___ RECORDS PROVIDED ___

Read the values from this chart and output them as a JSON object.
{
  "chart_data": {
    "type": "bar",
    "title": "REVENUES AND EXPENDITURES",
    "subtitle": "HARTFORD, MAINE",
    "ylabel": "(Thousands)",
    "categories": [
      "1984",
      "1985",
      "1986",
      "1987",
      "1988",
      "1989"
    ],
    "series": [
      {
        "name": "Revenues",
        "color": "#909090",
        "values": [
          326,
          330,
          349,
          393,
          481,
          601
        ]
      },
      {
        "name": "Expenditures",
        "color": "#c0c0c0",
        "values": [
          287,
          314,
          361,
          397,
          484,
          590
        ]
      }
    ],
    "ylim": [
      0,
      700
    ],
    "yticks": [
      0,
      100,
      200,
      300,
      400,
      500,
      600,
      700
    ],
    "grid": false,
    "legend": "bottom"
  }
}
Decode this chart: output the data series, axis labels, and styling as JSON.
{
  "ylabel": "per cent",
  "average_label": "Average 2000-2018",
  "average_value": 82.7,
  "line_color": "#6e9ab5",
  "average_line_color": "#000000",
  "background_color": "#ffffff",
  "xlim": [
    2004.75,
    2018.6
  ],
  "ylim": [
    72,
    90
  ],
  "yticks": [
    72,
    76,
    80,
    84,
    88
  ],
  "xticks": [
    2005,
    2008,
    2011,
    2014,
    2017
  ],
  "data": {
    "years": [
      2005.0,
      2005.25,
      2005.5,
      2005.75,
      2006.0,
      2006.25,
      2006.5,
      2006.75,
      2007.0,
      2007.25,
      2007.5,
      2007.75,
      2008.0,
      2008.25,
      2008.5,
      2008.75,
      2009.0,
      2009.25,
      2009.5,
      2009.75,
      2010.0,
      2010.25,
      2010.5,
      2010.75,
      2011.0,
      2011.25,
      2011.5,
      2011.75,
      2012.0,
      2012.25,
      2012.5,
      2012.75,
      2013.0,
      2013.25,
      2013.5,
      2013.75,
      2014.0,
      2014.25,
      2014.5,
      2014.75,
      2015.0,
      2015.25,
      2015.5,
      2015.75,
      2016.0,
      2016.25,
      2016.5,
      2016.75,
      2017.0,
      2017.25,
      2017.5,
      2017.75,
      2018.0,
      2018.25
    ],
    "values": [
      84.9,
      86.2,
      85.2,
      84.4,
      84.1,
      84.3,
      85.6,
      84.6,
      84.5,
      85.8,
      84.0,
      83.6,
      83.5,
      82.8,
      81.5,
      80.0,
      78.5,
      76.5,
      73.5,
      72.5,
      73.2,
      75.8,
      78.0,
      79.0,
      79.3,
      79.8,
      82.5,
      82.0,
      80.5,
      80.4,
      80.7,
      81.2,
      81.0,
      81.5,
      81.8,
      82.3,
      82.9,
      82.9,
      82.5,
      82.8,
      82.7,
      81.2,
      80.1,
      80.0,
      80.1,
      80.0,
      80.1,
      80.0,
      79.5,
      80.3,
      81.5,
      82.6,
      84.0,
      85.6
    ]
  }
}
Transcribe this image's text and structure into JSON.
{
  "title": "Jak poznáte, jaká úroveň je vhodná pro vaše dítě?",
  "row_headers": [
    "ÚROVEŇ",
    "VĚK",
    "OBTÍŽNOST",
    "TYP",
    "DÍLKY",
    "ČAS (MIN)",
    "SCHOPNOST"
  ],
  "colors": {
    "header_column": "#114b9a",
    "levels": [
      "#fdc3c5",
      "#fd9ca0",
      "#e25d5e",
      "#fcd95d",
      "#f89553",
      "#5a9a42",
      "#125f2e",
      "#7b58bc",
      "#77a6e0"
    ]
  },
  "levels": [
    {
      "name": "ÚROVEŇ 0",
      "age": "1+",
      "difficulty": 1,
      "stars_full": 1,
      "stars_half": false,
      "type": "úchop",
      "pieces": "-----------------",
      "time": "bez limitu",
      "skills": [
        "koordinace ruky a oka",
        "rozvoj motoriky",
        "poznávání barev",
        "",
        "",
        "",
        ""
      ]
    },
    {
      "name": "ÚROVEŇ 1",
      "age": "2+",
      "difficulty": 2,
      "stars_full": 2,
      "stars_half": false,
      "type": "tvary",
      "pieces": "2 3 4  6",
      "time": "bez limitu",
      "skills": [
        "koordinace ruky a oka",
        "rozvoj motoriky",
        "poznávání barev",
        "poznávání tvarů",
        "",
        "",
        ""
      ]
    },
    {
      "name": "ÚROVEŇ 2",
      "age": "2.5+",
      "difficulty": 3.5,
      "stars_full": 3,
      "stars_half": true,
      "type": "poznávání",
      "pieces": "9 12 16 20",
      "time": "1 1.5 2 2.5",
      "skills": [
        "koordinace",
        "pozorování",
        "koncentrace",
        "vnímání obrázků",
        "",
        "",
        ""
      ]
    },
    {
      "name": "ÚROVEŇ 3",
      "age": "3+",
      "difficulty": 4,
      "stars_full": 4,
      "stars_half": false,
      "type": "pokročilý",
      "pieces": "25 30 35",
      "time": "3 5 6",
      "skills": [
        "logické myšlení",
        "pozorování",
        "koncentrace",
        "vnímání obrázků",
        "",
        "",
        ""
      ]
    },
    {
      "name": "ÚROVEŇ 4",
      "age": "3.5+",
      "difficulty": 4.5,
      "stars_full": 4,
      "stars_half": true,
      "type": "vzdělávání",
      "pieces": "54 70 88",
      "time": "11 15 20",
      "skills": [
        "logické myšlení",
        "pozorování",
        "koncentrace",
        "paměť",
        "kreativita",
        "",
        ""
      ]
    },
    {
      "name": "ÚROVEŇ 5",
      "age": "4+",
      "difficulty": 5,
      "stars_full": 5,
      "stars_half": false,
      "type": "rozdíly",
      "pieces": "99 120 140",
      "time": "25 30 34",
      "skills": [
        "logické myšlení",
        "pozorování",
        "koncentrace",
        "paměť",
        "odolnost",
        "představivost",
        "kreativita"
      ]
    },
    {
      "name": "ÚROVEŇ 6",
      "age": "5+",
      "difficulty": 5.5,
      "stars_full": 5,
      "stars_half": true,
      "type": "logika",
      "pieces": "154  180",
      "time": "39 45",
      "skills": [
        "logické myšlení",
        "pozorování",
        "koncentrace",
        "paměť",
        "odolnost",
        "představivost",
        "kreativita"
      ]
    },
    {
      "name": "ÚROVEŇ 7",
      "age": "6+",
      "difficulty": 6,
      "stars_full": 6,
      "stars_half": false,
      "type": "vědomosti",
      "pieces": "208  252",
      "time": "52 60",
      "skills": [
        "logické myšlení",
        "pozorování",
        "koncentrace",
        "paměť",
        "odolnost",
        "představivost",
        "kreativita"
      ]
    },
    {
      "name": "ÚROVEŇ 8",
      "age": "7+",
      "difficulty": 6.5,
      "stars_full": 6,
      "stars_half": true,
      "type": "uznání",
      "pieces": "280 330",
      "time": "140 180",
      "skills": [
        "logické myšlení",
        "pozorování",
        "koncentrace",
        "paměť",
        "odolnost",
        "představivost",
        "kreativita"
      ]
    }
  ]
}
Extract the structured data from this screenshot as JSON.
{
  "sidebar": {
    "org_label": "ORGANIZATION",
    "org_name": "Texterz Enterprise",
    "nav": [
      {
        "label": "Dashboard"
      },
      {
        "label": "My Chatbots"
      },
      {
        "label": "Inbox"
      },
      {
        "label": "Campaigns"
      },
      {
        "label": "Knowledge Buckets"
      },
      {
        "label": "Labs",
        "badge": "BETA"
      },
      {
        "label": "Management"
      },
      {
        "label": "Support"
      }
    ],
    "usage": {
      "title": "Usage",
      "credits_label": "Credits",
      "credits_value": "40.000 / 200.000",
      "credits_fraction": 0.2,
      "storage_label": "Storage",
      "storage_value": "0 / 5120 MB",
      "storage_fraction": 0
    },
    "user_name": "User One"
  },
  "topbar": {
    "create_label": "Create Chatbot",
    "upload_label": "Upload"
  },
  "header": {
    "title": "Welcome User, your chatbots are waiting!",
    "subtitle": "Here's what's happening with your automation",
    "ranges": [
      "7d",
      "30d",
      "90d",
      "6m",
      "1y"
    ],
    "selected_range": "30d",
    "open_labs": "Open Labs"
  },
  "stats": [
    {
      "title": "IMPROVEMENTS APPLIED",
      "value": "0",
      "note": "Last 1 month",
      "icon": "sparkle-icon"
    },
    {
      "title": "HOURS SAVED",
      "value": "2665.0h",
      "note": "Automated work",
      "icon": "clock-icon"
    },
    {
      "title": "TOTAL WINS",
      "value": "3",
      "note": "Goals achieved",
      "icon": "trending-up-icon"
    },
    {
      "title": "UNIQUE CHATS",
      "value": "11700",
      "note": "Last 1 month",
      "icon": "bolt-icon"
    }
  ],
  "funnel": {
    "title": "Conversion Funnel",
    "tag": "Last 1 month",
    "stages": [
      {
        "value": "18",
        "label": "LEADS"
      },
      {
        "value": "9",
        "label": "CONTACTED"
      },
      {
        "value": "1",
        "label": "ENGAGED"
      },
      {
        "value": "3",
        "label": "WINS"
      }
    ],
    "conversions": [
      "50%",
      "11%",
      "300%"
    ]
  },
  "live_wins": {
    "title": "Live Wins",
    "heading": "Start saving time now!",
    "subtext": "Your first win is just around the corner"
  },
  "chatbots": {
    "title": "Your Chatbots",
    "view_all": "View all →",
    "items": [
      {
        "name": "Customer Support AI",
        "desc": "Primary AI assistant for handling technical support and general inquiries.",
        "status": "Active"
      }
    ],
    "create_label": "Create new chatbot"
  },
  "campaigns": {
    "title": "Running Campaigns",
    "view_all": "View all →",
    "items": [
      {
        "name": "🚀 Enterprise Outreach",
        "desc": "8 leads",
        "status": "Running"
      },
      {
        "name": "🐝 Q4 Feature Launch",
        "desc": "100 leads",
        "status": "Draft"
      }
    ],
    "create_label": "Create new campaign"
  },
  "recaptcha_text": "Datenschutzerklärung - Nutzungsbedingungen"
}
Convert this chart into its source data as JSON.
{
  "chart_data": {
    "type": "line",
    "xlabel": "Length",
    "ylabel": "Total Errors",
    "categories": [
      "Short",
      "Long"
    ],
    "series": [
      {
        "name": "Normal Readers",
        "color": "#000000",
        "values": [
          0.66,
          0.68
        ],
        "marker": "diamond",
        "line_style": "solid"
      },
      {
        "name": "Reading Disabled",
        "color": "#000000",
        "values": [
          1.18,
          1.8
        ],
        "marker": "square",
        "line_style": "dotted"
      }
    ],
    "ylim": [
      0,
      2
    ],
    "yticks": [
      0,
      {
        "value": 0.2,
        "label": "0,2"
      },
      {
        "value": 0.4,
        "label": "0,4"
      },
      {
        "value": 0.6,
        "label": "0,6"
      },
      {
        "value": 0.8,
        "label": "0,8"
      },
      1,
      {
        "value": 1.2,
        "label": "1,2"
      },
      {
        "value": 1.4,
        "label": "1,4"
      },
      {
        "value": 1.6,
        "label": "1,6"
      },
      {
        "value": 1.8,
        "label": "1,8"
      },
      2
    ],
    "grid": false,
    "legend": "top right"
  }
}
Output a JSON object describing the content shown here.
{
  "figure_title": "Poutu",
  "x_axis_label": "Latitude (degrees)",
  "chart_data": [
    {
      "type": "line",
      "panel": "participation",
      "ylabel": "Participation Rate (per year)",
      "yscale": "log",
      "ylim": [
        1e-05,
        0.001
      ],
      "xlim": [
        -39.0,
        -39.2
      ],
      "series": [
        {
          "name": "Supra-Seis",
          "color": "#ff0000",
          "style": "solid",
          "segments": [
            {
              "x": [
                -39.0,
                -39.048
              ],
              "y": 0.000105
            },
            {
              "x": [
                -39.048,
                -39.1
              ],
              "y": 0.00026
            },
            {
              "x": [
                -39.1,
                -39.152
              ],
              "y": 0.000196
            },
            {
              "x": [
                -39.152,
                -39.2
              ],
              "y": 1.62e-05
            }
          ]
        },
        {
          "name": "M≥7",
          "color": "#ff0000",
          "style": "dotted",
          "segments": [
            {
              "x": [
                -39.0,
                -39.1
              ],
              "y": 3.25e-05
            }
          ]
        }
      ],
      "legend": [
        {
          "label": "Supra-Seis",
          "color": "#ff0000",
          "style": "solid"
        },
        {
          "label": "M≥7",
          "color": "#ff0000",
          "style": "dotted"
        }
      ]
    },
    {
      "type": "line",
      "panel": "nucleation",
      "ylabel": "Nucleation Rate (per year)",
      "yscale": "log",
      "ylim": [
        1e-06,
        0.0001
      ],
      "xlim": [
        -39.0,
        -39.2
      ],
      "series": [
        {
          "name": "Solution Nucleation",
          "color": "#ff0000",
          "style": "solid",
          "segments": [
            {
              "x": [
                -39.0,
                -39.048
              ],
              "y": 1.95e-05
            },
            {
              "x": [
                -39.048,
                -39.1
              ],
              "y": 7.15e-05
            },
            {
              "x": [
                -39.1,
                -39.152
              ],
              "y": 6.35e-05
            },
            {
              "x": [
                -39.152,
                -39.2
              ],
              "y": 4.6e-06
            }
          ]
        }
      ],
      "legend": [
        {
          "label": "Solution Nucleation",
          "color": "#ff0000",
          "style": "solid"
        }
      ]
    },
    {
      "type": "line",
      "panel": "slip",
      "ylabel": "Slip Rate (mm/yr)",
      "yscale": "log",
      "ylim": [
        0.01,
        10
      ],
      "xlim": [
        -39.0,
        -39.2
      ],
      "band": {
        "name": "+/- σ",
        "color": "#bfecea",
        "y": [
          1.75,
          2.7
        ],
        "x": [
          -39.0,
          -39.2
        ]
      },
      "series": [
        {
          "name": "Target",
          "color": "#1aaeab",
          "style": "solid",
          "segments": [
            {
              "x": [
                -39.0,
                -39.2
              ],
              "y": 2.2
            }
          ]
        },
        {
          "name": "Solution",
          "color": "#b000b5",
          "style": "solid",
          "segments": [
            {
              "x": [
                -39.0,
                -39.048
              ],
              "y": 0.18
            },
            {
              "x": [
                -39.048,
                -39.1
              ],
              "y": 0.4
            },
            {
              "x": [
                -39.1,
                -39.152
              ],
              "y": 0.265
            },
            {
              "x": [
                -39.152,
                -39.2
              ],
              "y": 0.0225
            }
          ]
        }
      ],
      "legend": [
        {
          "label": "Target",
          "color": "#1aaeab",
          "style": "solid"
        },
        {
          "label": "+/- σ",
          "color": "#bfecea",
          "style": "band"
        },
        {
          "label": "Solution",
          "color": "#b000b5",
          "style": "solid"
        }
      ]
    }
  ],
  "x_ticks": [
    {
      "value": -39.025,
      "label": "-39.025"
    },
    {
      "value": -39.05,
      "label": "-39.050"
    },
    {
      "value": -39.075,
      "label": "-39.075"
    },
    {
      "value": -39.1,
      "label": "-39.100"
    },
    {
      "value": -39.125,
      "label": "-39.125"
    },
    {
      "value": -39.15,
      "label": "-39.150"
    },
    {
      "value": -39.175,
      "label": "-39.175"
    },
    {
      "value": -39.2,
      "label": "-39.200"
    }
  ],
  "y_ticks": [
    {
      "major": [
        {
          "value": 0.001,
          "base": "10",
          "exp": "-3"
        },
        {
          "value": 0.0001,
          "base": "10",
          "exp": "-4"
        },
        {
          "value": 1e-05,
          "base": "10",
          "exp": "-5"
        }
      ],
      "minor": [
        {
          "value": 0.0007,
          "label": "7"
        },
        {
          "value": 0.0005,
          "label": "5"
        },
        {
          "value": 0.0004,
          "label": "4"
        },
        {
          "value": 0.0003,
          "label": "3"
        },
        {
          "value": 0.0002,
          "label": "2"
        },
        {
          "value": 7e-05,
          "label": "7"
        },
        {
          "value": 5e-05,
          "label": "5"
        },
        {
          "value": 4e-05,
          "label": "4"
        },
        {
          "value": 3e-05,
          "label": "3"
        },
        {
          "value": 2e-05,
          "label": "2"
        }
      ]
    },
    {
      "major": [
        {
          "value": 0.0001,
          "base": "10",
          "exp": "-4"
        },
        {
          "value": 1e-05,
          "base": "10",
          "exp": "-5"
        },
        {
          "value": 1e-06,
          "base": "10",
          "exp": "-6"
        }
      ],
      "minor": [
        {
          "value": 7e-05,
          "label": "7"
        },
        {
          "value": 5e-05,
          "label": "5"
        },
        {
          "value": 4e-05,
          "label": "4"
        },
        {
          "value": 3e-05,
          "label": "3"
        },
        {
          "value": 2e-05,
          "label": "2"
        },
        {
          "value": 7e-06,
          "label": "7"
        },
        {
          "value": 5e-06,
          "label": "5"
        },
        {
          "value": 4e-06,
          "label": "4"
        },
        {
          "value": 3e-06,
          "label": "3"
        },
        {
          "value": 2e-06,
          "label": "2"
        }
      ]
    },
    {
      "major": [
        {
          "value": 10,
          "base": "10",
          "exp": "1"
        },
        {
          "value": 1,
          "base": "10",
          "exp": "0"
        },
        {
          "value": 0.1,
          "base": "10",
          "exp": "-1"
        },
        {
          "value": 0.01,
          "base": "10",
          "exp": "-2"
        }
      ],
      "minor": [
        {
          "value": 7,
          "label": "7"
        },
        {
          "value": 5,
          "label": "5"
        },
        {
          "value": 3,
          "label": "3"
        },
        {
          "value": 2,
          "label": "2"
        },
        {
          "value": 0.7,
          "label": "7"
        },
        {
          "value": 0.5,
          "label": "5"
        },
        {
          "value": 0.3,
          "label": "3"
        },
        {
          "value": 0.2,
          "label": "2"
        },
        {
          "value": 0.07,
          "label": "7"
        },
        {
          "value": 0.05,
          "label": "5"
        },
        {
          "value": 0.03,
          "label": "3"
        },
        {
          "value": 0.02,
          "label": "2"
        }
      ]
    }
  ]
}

___

• _REQUIRED TASK_
What is the number of lines in the listing that contain the string "object"? Reply with that number alone.

• _RIGHT ANSWER_
2